Source material below:

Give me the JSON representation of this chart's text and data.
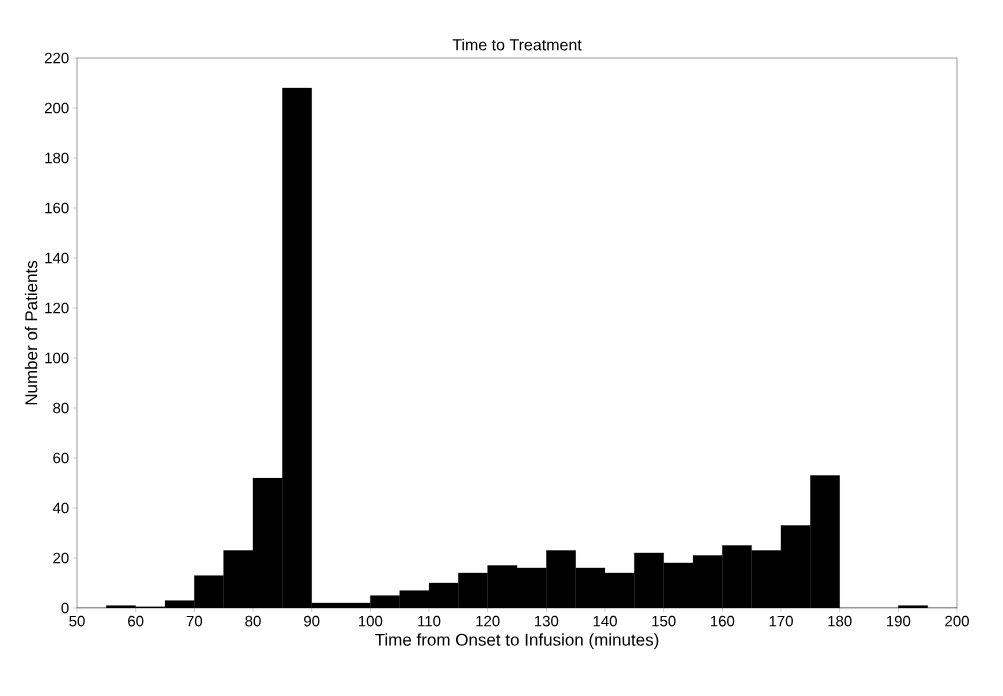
{
  "chart_data": {
    "type": "histogram",
    "title": "Time to Treatment",
    "xlabel": "Time from Onset to Infusion (minutes)",
    "ylabel": "Number of Patients",
    "bins": [
      50,
      55,
      60,
      65,
      70,
      75,
      80,
      85,
      90,
      95,
      100,
      105,
      110,
      115,
      120,
      125,
      130,
      135,
      140,
      145,
      150,
      155,
      160,
      165,
      170,
      175,
      180,
      185,
      190,
      195,
      200
    ],
    "values": [
      0,
      1,
      0.5,
      3,
      13,
      23,
      52,
      208,
      2,
      2,
      5,
      7,
      10,
      14,
      17,
      16,
      23,
      16,
      14,
      22,
      18,
      21,
      25,
      23,
      33,
      53,
      0,
      0,
      1,
      0
    ],
    "color": "#000000",
    "xlim": [
      50,
      200
    ],
    "ylim": [
      0,
      220
    ],
    "xticks": [
      50,
      60,
      70,
      80,
      90,
      100,
      110,
      120,
      130,
      140,
      150,
      160,
      170,
      180,
      190,
      200
    ],
    "yticks": [
      0,
      20,
      40,
      60,
      80,
      100,
      120,
      140,
      160,
      180,
      200,
      220
    ]
  }
}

End of Source material.

◆ Assignment
Output each record above word for word, leaving out images.

◆ Exercise answer
Give me the JSON representation of this chart's text and data.
{
  "chart_data": {
    "type": "histogram",
    "title": "Time to Treatment",
    "xlabel": "Time from Onset to Infusion (minutes)",
    "ylabel": "Number of Patients",
    "bins": [
      50,
      55,
      60,
      65,
      70,
      75,
      80,
      85,
      90,
      95,
      100,
      105,
      110,
      115,
      120,
      125,
      130,
      135,
      140,
      145,
      150,
      155,
      160,
      165,
      170,
      175,
      180,
      185,
      190,
      195,
      200
    ],
    "values": [
      0,
      1,
      0.5,
      3,
      13,
      23,
      52,
      208,
      2,
      2,
      5,
      7,
      10,
      14,
      17,
      16,
      23,
      16,
      14,
      22,
      18,
      21,
      25,
      23,
      33,
      53,
      0,
      0,
      1,
      0
    ],
    "color": "#000000",
    "xlim": [
      50,
      200
    ],
    "ylim": [
      0,
      220
    ],
    "xticks": [
      50,
      60,
      70,
      80,
      90,
      100,
      110,
      120,
      130,
      140,
      150,
      160,
      170,
      180,
      190,
      200
    ],
    "yticks": [
      0,
      20,
      40,
      60,
      80,
      100,
      120,
      140,
      160,
      180,
      200,
      220
    ]
  }
}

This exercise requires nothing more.